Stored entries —
## start

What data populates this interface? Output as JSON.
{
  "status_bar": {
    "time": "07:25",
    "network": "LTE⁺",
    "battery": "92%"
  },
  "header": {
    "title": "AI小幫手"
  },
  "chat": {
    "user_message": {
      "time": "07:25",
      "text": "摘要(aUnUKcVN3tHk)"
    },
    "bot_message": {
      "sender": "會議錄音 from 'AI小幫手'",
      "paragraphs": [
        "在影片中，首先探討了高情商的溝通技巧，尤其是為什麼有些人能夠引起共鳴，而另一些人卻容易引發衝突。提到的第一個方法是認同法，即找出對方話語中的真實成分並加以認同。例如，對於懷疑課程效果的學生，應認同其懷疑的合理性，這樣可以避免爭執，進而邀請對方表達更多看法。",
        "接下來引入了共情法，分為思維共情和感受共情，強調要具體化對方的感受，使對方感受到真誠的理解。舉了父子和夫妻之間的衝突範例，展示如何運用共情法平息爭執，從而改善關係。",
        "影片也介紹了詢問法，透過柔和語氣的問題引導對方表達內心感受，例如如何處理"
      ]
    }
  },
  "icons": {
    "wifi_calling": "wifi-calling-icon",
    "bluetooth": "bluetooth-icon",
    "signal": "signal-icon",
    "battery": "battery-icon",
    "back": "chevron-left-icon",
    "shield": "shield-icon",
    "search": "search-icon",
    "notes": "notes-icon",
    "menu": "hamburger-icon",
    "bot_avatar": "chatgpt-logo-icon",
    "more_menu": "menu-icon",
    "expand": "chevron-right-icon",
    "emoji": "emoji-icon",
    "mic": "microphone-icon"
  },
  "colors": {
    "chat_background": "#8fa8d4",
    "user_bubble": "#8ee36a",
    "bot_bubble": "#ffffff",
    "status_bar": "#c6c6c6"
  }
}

## end

Request — Every line of the material must be returned exactly as it appears.

Right answer —
What data populates this interface? Output as JSON.
{
  "status_bar": {
    "time": "07:25",
    "network": "LTE⁺",
    "battery": "92%"
  },
  "header": {
    "title": "AI小幫手"
  },
  "chat": {
    "user_message": {
      "time": "07:25",
      "text": "摘要(aUnUKcVN3tHk)"
    },
    "bot_message": {
      "sender": "會議錄音 from 'AI小幫手'",
      "paragraphs": [
        "在影片中，首先探討了高情商的溝通技巧，尤其是為什麼有些人能夠引起共鳴，而另一些人卻容易引發衝突。提到的第一個方法是認同法，即找出對方話語中的真實成分並加以認同。例如，對於懷疑課程效果的學生，應認同其懷疑的合理性，這樣可以避免爭執，進而邀請對方表達更多看法。",
        "接下來引入了共情法，分為思維共情和感受共情，強調要具體化對方的感受，使對方感受到真誠的理解。舉了父子和夫妻之間的衝突範例，展示如何運用共情法平息爭執，從而改善關係。",
        "影片也介紹了詢問法，透過柔和語氣的問題引導對方表達內心感受，例如如何處理"
      ]
    }
  },
  "icons": {
    "wifi_calling": "wifi-calling-icon",
    "bluetooth": "bluetooth-icon",
    "signal": "signal-icon",
    "battery": "battery-icon",
    "back": "chevron-left-icon",
    "shield": "shield-icon",
    "search": "search-icon",
    "notes": "notes-icon",
    "menu": "hamburger-icon",
    "bot_avatar": "chatgpt-logo-icon",
    "more_menu": "menu-icon",
    "expand": "chevron-right-icon",
    "emoji": "emoji-icon",
    "mic": "microphone-icon"
  },
  "colors": {
    "chat_background": "#8fa8d4",
    "user_bubble": "#8ee36a",
    "bot_bubble": "#ffffff",
    "status_bar": "#c6c6c6"
  }
}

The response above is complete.